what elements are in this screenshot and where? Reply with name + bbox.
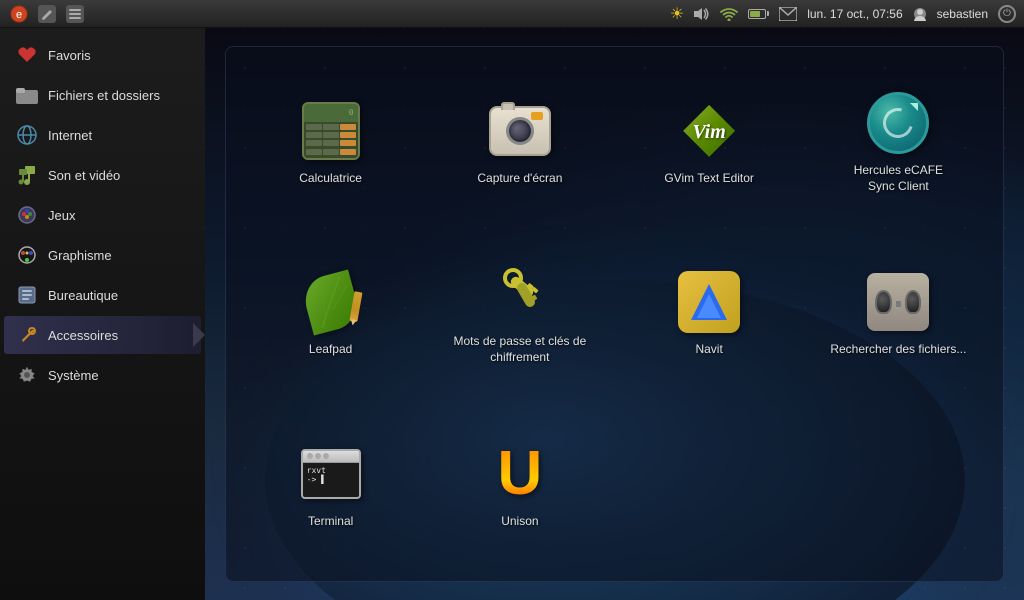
- binoculars-icon: [866, 270, 930, 334]
- app-label-motsdepasse: Mots de passe et clés de chiffrement: [429, 334, 610, 365]
- sidebar-item-favoris[interactable]: Favoris: [4, 36, 201, 74]
- sidebar-label-jeux: Jeux: [48, 208, 75, 223]
- app-label-capture: Capture d'écran: [477, 171, 562, 187]
- sidebar-label-son: Son et vidéo: [48, 168, 120, 183]
- app-label-gvim: GVim Text Editor: [664, 171, 754, 187]
- heart-icon: [16, 44, 38, 66]
- sidebar-label-internet: Internet: [48, 128, 92, 143]
- sidebar-item-graphisme[interactable]: Graphisme: [4, 236, 201, 274]
- keys-icon: [488, 262, 552, 326]
- office-icon: [16, 284, 38, 306]
- wrench-icon: [16, 324, 38, 346]
- sidebar-label-accessoires: Accessoires: [48, 328, 118, 343]
- content-area: 0 Calculatrice: [205, 28, 1024, 600]
- home-icon[interactable]: e: [8, 3, 30, 25]
- app-motsdepasse[interactable]: Mots de passe et clés de chiffrement: [425, 228, 614, 399]
- battery-icon[interactable]: [748, 9, 769, 19]
- sidebar-item-bureautique[interactable]: Bureautique: [4, 276, 201, 314]
- app-gvim[interactable]: Vim GVim Text Editor: [615, 57, 804, 228]
- music-icon: [16, 164, 38, 186]
- app-label-rechercher: Rechercher des fichiers...: [830, 342, 966, 358]
- volume-icon[interactable]: [694, 7, 710, 21]
- brightness-icon[interactable]: ☀: [670, 4, 684, 24]
- topbar-left: e: [8, 3, 86, 25]
- app-rechercher[interactable]: Rechercher des fichiers...: [804, 228, 993, 399]
- app-calculatrice[interactable]: 0 Calculatrice: [236, 57, 425, 228]
- sidebar-label-favoris: Favoris: [48, 48, 91, 63]
- app-label-navit: Navit: [695, 342, 722, 358]
- sidebar-item-systeme[interactable]: Système: [4, 356, 201, 394]
- topbar: e ☀: [0, 0, 1024, 28]
- app-unison[interactable]: U Unison: [425, 400, 614, 571]
- sidebar-label-bureautique: Bureautique: [48, 288, 118, 303]
- app-label-hercules: Hercules eCAFE Sync Client: [854, 163, 943, 194]
- sidebar-item-accessoires[interactable]: Accessoires: [4, 316, 201, 354]
- main-layout: Favoris Fichiers et dossiers Internet: [0, 28, 1024, 600]
- settings-icon[interactable]: [64, 3, 86, 25]
- app-label-terminal: Terminal: [308, 514, 353, 530]
- app-label-leafpad: Leafpad: [309, 342, 352, 358]
- sidebar-item-jeux[interactable]: Jeux: [4, 196, 201, 234]
- sidebar-item-son[interactable]: Son et vidéo: [4, 156, 201, 194]
- folder-icon: [16, 84, 38, 106]
- sidebar-label-fichiers: Fichiers et dossiers: [48, 88, 160, 103]
- topbar-right: ☀: [670, 4, 1016, 24]
- power-button[interactable]: ⏻: [998, 5, 1016, 23]
- sidebar-label-graphisme: Graphisme: [48, 248, 112, 263]
- sidebar: Favoris Fichiers et dossiers Internet: [0, 28, 205, 600]
- app-leafpad[interactable]: Leafpad: [236, 228, 425, 399]
- datetime-display: lun. 17 oct., 07:56: [807, 7, 902, 21]
- email-icon[interactable]: [779, 7, 797, 21]
- gear-icon: [16, 364, 38, 386]
- paint-icon: [16, 244, 38, 266]
- username-display: sebastien: [937, 7, 988, 21]
- sidebar-item-internet[interactable]: Internet: [4, 116, 201, 154]
- app-empty-1: [615, 400, 804, 571]
- app-label-unison: Unison: [501, 514, 538, 530]
- app-navit[interactable]: Navit: [615, 228, 804, 399]
- app-label-calculatrice: Calculatrice: [299, 171, 362, 187]
- app-capture[interactable]: Capture d'écran: [425, 57, 614, 228]
- camera-icon: [488, 99, 552, 163]
- app-hercules[interactable]: Hercules eCAFE Sync Client: [804, 57, 993, 228]
- sidebar-item-fichiers[interactable]: Fichiers et dossiers: [4, 76, 201, 114]
- joystick-icon: [16, 204, 38, 226]
- app-terminal[interactable]: rxvt-> ▌ Terminal: [236, 400, 425, 571]
- navit-icon: [677, 270, 741, 334]
- edit-icon[interactable]: [36, 3, 58, 25]
- user-icon[interactable]: [913, 7, 927, 21]
- sidebar-arrow: [193, 323, 205, 347]
- internet-icon: [16, 124, 38, 146]
- vim-icon: Vim: [677, 99, 741, 163]
- app-panel: 0 Calculatrice: [225, 46, 1004, 582]
- terminal-icon: rxvt-> ▌: [299, 442, 363, 506]
- unison-icon: U: [488, 442, 552, 506]
- app-empty-2: [804, 400, 993, 571]
- wifi-icon[interactable]: [720, 7, 738, 21]
- leafpad-icon: [299, 270, 363, 334]
- sidebar-label-systeme: Système: [48, 368, 99, 383]
- hercules-icon: [866, 91, 930, 155]
- calc-icon: 0: [299, 99, 363, 163]
- svg-text:e: e: [16, 9, 22, 21]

—————

--- PROBLEM TO SOLVE ---
Print all of the records above character for character, leaving out the pictures.

--- OUTPUT ---
what elements are in this screenshot and where? Reply with name + bbox.
- binoculars-icon: [866, 270, 930, 334]
- app-label-motsdepasse: Mots de passe et clés de chiffrement: [429, 334, 610, 365]
- sidebar-item-favoris[interactable]: Favoris: [4, 36, 201, 74]
- sidebar-label-jeux: Jeux: [48, 208, 75, 223]
- app-label-capture: Capture d'écran: [477, 171, 562, 187]
- sidebar-label-son: Son et vidéo: [48, 168, 120, 183]
- app-label-gvim: GVim Text Editor: [664, 171, 754, 187]
- heart-icon: [16, 44, 38, 66]
- sidebar-label-internet: Internet: [48, 128, 92, 143]
- sidebar-item-graphisme[interactable]: Graphisme: [4, 236, 201, 274]
- keys-icon: [488, 262, 552, 326]
- office-icon: [16, 284, 38, 306]
- wrench-icon: [16, 324, 38, 346]
- sidebar-label-accessoires: Accessoires: [48, 328, 118, 343]
- content-area: 0 Calculatrice: [205, 28, 1024, 600]
- home-icon[interactable]: e: [8, 3, 30, 25]
- app-motsdepasse[interactable]: Mots de passe et clés de chiffrement: [425, 228, 614, 399]
- battery-icon[interactable]: [748, 9, 769, 19]
- sidebar-item-bureautique[interactable]: Bureautique: [4, 276, 201, 314]
- app-gvim[interactable]: Vim GVim Text Editor: [615, 57, 804, 228]
- music-icon: [16, 164, 38, 186]
- app-label-rechercher: Rechercher des fichiers...: [830, 342, 966, 358]
- volume-icon[interactable]: [694, 7, 710, 21]
- brightness-icon[interactable]: ☀: [670, 4, 684, 24]
- topbar-left: e: [8, 3, 86, 25]
- app-rechercher[interactable]: Rechercher des fichiers...: [804, 228, 993, 399]
- app-calculatrice[interactable]: 0 Calculatrice: [236, 57, 425, 228]
- sidebar-label-favoris: Favoris: [48, 48, 91, 63]
- app-label-navit: Navit: [695, 342, 722, 358]
- sidebar-item-systeme[interactable]: Système: [4, 356, 201, 394]
- topbar: e ☀: [0, 0, 1024, 28]
- app-unison[interactable]: U Unison: [425, 400, 614, 571]
- sidebar-label-bureautique: Bureautique: [48, 288, 118, 303]
- app-label-hercules: Hercules eCAFE Sync Client: [854, 163, 943, 194]
- sidebar-item-accessoires[interactable]: Accessoires: [4, 316, 201, 354]
- main-layout: Favoris Fichiers et dossiers Internet: [0, 28, 1024, 600]
- settings-icon[interactable]: [64, 3, 86, 25]
- app-label-terminal: Terminal: [308, 514, 353, 530]
- app-label-leafpad: Leafpad: [309, 342, 352, 358]
- sidebar-item-jeux[interactable]: Jeux: [4, 196, 201, 234]
- sidebar-item-son[interactable]: Son et vidéo: [4, 156, 201, 194]
- folder-icon: [16, 84, 38, 106]
- sidebar-label-fichiers: Fichiers et dossiers: [48, 88, 160, 103]
- topbar-right: ☀: [670, 4, 1016, 24]
- power-button[interactable]: ⏻: [998, 5, 1016, 23]
- sidebar-label-graphisme: Graphisme: [48, 248, 112, 263]
- sidebar: Favoris Fichiers et dossiers Internet: [0, 28, 205, 600]
- app-leafpad[interactable]: Leafpad: [236, 228, 425, 399]
- datetime-display: lun. 17 oct., 07:56: [807, 7, 902, 21]
- email-icon[interactable]: [779, 7, 797, 21]
- gear-icon: [16, 364, 38, 386]
- paint-icon: [16, 244, 38, 266]
- username-display: sebastien: [937, 7, 988, 21]
- sidebar-item-internet[interactable]: Internet: [4, 116, 201, 154]
- app-empty-1: [615, 400, 804, 571]
- app-label-unison: Unison: [501, 514, 538, 530]
- app-navit[interactable]: Navit: [615, 228, 804, 399]
- app-label-calculatrice: Calculatrice: [299, 171, 362, 187]
- app-capture[interactable]: Capture d'écran: [425, 57, 614, 228]
- camera-icon: [488, 99, 552, 163]
- app-hercules[interactable]: Hercules eCAFE Sync Client: [804, 57, 993, 228]
- sidebar-item-fichiers[interactable]: Fichiers et dossiers: [4, 76, 201, 114]
- joystick-icon: [16, 204, 38, 226]
- app-terminal[interactable]: rxvt-> ▌ Terminal: [236, 400, 425, 571]
- navit-icon: [677, 270, 741, 334]
- edit-icon[interactable]: [36, 3, 58, 25]
- user-icon[interactable]: [913, 7, 927, 21]
- sidebar-arrow: [193, 323, 205, 347]
- internet-icon: [16, 124, 38, 146]
- vim-icon: Vim: [677, 99, 741, 163]
- app-panel: 0 Calculatrice: [225, 46, 1004, 582]
- terminal-icon: rxvt-> ▌: [299, 442, 363, 506]
- unison-icon: U: [488, 442, 552, 506]
- app-empty-2: [804, 400, 993, 571]
- wifi-icon[interactable]: [720, 7, 738, 21]
- leafpad-icon: [299, 270, 363, 334]
- sidebar-label-systeme: Système: [48, 368, 99, 383]
- hercules-icon: [866, 91, 930, 155]
- calc-icon: 0: [299, 99, 363, 163]
- svg-text:e: e: [16, 9, 22, 21]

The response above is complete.